====== Records ======
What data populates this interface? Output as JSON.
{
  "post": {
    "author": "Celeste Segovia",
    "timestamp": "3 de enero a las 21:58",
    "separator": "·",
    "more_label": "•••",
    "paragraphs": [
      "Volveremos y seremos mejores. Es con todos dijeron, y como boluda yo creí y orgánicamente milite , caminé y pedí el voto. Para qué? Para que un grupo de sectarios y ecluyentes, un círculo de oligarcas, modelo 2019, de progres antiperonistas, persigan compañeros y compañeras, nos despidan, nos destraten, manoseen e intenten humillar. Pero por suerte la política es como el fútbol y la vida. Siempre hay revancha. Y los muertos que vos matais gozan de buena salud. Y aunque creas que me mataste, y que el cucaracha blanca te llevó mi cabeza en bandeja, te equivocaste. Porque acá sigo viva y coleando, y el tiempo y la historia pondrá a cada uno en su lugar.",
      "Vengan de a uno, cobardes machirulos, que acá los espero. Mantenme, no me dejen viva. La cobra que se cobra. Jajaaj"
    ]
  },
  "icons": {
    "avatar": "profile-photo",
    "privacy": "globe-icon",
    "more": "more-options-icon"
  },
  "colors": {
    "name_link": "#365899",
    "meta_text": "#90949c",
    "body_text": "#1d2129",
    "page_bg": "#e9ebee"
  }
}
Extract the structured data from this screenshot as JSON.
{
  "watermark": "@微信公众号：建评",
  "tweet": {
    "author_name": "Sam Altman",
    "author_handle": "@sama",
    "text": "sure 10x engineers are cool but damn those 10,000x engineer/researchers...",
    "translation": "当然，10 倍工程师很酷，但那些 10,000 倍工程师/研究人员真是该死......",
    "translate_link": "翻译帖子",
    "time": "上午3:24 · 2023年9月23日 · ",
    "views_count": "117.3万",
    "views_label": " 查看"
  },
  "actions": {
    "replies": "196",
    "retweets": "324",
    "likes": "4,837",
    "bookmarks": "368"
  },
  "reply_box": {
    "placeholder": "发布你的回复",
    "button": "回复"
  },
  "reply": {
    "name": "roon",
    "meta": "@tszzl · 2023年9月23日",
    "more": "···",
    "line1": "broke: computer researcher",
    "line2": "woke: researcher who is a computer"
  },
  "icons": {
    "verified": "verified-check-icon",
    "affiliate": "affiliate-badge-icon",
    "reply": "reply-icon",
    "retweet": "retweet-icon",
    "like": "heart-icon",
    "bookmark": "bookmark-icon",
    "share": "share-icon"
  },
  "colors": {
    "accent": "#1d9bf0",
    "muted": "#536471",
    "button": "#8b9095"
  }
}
======
_What to produce_.
Search the data for "computer" and list every line in which it occurs.

_Written solution_.
    "line1": "broke: computer researcher",
    "line2": "woke: researcher who is a computer"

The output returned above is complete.